• _Prompt_
Reproduce the entries exactly.

• _Data_
################

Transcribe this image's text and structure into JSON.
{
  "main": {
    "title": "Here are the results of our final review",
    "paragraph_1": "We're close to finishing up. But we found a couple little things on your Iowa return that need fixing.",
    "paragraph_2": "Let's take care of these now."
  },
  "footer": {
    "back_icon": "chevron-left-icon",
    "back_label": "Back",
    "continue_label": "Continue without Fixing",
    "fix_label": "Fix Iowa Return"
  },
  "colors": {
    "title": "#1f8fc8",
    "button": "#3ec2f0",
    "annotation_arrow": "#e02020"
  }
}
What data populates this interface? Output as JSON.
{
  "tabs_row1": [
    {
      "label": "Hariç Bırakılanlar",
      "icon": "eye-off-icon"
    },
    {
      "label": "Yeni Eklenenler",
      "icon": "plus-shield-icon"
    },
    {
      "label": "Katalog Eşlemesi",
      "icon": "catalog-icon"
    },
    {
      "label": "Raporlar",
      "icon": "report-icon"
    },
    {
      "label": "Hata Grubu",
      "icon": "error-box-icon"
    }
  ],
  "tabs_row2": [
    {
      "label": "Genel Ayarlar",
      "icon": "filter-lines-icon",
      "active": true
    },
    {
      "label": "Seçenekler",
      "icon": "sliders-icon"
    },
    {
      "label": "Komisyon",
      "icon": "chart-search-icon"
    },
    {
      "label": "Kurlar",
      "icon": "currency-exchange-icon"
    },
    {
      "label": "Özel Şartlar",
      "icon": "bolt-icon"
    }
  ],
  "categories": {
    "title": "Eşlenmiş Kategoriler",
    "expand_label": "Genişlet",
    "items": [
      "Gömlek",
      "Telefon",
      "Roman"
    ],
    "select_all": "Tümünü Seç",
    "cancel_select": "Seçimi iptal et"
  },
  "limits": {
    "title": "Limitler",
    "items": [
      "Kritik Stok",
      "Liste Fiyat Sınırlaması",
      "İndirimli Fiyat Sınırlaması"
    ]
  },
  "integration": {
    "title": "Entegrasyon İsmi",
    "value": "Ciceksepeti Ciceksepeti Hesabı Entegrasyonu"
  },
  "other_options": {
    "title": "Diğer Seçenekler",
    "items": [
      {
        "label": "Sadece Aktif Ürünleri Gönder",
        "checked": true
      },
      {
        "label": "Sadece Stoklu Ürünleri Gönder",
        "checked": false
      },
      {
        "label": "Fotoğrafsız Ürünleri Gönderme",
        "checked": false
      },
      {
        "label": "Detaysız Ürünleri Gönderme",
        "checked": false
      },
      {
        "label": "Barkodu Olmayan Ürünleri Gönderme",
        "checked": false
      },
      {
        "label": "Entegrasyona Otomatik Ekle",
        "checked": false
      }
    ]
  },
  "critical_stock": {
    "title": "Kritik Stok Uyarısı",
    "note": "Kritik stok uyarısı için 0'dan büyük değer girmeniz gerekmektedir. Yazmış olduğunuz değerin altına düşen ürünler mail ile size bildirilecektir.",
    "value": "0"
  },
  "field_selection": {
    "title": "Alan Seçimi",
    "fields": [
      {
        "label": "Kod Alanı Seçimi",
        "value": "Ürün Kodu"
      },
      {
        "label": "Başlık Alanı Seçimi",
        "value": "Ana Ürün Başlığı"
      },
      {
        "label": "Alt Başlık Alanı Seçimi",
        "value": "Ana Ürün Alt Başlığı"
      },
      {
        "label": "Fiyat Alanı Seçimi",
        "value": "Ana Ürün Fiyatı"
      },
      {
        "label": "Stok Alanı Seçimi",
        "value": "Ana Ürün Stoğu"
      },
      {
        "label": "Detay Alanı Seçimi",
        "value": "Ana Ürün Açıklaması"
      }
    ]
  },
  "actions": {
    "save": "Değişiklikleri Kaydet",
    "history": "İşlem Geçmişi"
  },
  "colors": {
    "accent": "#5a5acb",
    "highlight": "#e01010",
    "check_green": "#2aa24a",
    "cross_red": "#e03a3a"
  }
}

################

• _Correct output_
Transcribe this image's text and structure into JSON.
{
  "main": {
    "title": "Here are the results of our final review",
    "paragraph_1": "We're close to finishing up. But we found a couple little things on your Iowa return that need fixing.",
    "paragraph_2": "Let's take care of these now."
  },
  "footer": {
    "back_icon": "chevron-left-icon",
    "back_label": "Back",
    "continue_label": "Continue without Fixing",
    "fix_label": "Fix Iowa Return"
  },
  "colors": {
    "title": "#1f8fc8",
    "button": "#3ec2f0",
    "annotation_arrow": "#e02020"
  }
}
What data populates this interface? Output as JSON.
{
  "tabs_row1": [
    {
      "label": "Hariç Bırakılanlar",
      "icon": "eye-off-icon"
    },
    {
      "label": "Yeni Eklenenler",
      "icon": "plus-shield-icon"
    },
    {
      "label": "Katalog Eşlemesi",
      "icon": "catalog-icon"
    },
    {
      "label": "Raporlar",
      "icon": "report-icon"
    },
    {
      "label": "Hata Grubu",
      "icon": "error-box-icon"
    }
  ],
  "tabs_row2": [
    {
      "label": "Genel Ayarlar",
      "icon": "filter-lines-icon",
      "active": true
    },
    {
      "label": "Seçenekler",
      "icon": "sliders-icon"
    },
    {
      "label": "Komisyon",
      "icon": "chart-search-icon"
    },
    {
      "label": "Kurlar",
      "icon": "currency-exchange-icon"
    },
    {
      "label": "Özel Şartlar",
      "icon": "bolt-icon"
    }
  ],
  "categories": {
    "title": "Eşlenmiş Kategoriler",
    "expand_label": "Genişlet",
    "items": [
      "Gömlek",
      "Telefon",
      "Roman"
    ],
    "select_all": "Tümünü Seç",
    "cancel_select": "Seçimi iptal et"
  },
  "limits": {
    "title": "Limitler",
    "items": [
      "Kritik Stok",
      "Liste Fiyat Sınırlaması",
      "İndirimli Fiyat Sınırlaması"
    ]
  },
  "integration": {
    "title": "Entegrasyon İsmi",
    "value": "Ciceksepeti Ciceksepeti Hesabı Entegrasyonu"
  },
  "other_options": {
    "title": "Diğer Seçenekler",
    "items": [
      {
        "label": "Sadece Aktif Ürünleri Gönder",
        "checked": true
      },
      {
        "label": "Sadece Stoklu Ürünleri Gönder",
        "checked": false
      },
      {
        "label": "Fotoğrafsız Ürünleri Gönderme",
        "checked": false
      },
      {
        "label": "Detaysız Ürünleri Gönderme",
        "checked": false
      },
      {
        "label": "Barkodu Olmayan Ürünleri Gönderme",
        "checked": false
      },
      {
        "label": "Entegrasyona Otomatik Ekle",
        "checked": false
      }
    ]
  },
  "critical_stock": {
    "title": "Kritik Stok Uyarısı",
    "note": "Kritik stok uyarısı için 0'dan büyük değer girmeniz gerekmektedir. Yazmış olduğunuz değerin altına düşen ürünler mail ile size bildirilecektir.",
    "value": "0"
  },
  "field_selection": {
    "title": "Alan Seçimi",
    "fields": [
      {
        "label": "Kod Alanı Seçimi",
        "value": "Ürün Kodu"
      },
      {
        "label": "Başlık Alanı Seçimi",
        "value": "Ana Ürün Başlığı"
      },
      {
        "label": "Alt Başlık Alanı Seçimi",
        "value": "Ana Ürün Alt Başlığı"
      },
      {
        "label": "Fiyat Alanı Seçimi",
        "value": "Ana Ürün Fiyatı"
      },
      {
        "label": "Stok Alanı Seçimi",
        "value": "Ana Ürün Stoğu"
      },
      {
        "label": "Detay Alanı Seçimi",
        "value": "Ana Ürün Açıklaması"
      }
    ]
  },
  "actions": {
    "save": "Değişiklikleri Kaydet",
    "history": "İşlem Geçmişi"
  },
  "colors": {
    "accent": "#5a5acb",
    "highlight": "#e01010",
    "check_green": "#2aa24a",
    "cross_red": "#e03a3a"
  }
}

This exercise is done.